◆ AIM:
Print out the entries below with no edits.

◆ MATERIAL FOR THIS EXERCISE:
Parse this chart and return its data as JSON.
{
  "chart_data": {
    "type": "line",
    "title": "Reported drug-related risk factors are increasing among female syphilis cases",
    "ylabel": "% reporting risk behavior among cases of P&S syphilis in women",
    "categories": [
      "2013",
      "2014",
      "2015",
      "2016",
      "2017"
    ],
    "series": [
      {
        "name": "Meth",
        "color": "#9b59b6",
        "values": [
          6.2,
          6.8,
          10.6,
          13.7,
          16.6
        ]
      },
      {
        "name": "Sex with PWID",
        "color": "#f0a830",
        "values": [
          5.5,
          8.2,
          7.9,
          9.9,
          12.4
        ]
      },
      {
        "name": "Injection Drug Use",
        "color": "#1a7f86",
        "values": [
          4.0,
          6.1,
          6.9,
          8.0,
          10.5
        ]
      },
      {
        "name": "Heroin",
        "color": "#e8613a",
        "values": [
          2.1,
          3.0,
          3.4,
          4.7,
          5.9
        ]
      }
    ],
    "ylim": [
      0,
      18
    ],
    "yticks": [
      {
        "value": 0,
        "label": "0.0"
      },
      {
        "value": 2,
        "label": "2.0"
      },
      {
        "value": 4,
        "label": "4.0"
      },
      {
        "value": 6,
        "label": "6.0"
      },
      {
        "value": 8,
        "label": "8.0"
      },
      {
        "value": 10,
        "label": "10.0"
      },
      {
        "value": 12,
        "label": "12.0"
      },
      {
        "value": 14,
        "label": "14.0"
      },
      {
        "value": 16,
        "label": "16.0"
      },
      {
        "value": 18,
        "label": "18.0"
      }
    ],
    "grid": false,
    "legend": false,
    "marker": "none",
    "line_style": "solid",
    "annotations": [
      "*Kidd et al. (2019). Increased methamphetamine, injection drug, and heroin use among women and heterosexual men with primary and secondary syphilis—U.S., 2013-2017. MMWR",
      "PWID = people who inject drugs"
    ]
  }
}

◆ RESPONSE TO THIS TASK:
Parse this chart and return its data as JSON.
{
  "chart_data": {
    "type": "line",
    "title": "Reported drug-related risk factors are increasing among female syphilis cases",
    "ylabel": "% reporting risk behavior among cases of P&S syphilis in women",
    "categories": [
      "2013",
      "2014",
      "2015",
      "2016",
      "2017"
    ],
    "series": [
      {
        "name": "Meth",
        "color": "#9b59b6",
        "values": [
          6.2,
          6.8,
          10.6,
          13.7,
          16.6
        ]
      },
      {
        "name": "Sex with PWID",
        "color": "#f0a830",
        "values": [
          5.5,
          8.2,
          7.9,
          9.9,
          12.4
        ]
      },
      {
        "name": "Injection Drug Use",
        "color": "#1a7f86",
        "values": [
          4.0,
          6.1,
          6.9,
          8.0,
          10.5
        ]
      },
      {
        "name": "Heroin",
        "color": "#e8613a",
        "values": [
          2.1,
          3.0,
          3.4,
          4.7,
          5.9
        ]
      }
    ],
    "ylim": [
      0,
      18
    ],
    "yticks": [
      {
        "value": 0,
        "label": "0.0"
      },
      {
        "value": 2,
        "label": "2.0"
      },
      {
        "value": 4,
        "label": "4.0"
      },
      {
        "value": 6,
        "label": "6.0"
      },
      {
        "value": 8,
        "label": "8.0"
      },
      {
        "value": 10,
        "label": "10.0"
      },
      {
        "value": 12,
        "label": "12.0"
      },
      {
        "value": 14,
        "label": "14.0"
      },
      {
        "value": 16,
        "label": "16.0"
      },
      {
        "value": 18,
        "label": "18.0"
      }
    ],
    "grid": false,
    "legend": false,
    "marker": "none",
    "line_style": "solid",
    "annotations": [
      "*Kidd et al. (2019). Increased methamphetamine, injection drug, and heroin use among women and heterosexual men with primary and secondary syphilis—U.S., 2013-2017. MMWR",
      "PWID = people who inject drugs"
    ]
  }
}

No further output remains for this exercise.